§ Written request:
Do not include the pictures; repeat the rest of the data exactly.
::::
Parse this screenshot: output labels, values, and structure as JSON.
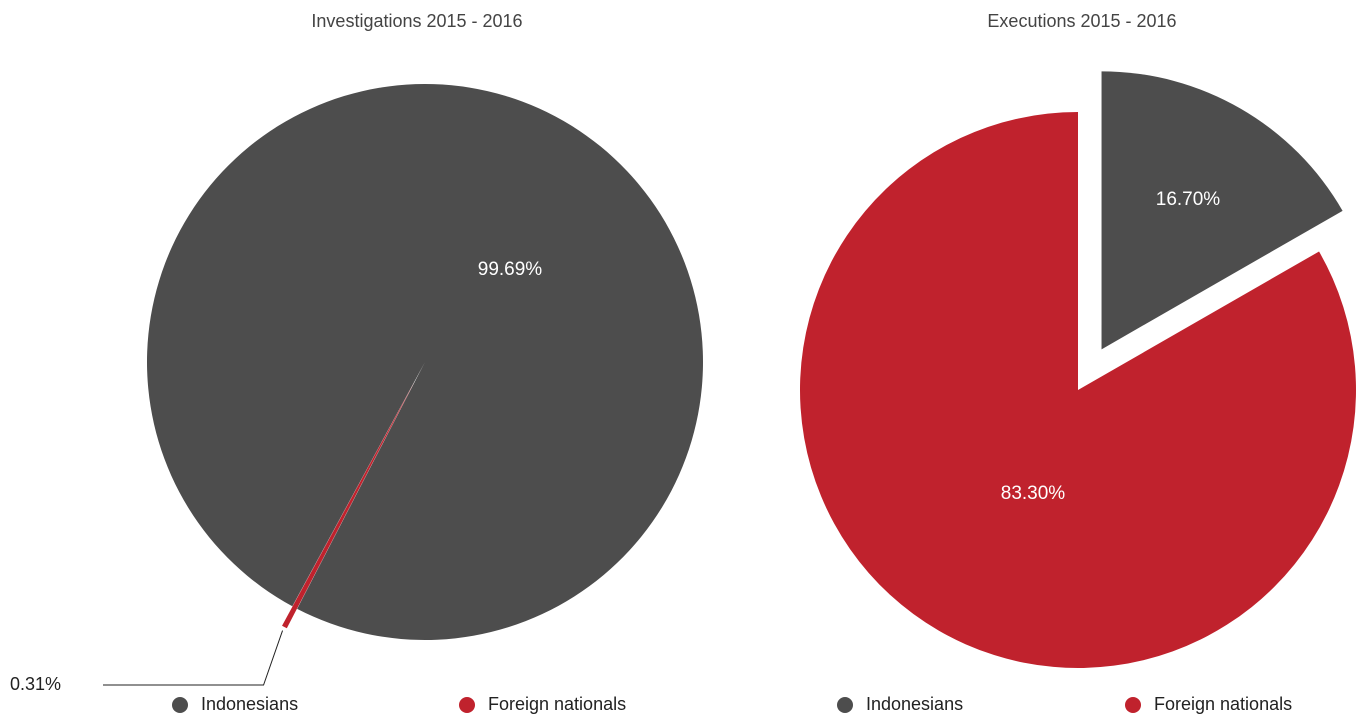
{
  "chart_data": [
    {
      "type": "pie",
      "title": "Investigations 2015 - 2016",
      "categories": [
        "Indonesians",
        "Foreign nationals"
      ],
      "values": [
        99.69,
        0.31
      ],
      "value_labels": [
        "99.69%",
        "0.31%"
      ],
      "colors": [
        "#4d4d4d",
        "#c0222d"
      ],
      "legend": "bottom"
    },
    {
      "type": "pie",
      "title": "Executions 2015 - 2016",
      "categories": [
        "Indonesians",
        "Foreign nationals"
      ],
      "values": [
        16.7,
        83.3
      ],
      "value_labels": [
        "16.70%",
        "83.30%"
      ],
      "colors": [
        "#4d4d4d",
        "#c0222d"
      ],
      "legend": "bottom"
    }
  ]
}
::::
§ Answer below:
Parse this screenshot: output labels, values, and structure as JSON.
{
  "chart_data": [
    {
      "type": "pie",
      "title": "Investigations 2015 - 2016",
      "categories": [
        "Indonesians",
        "Foreign nationals"
      ],
      "values": [
        99.69,
        0.31
      ],
      "value_labels": [
        "99.69%",
        "0.31%"
      ],
      "colors": [
        "#4d4d4d",
        "#c0222d"
      ],
      "legend": "bottom"
    },
    {
      "type": "pie",
      "title": "Executions 2015 - 2016",
      "categories": [
        "Indonesians",
        "Foreign nationals"
      ],
      "values": [
        16.7,
        83.3
      ],
      "value_labels": [
        "16.70%",
        "83.30%"
      ],
      "colors": [
        "#4d4d4d",
        "#c0222d"
      ],
      "legend": "bottom"
    }
  ]
}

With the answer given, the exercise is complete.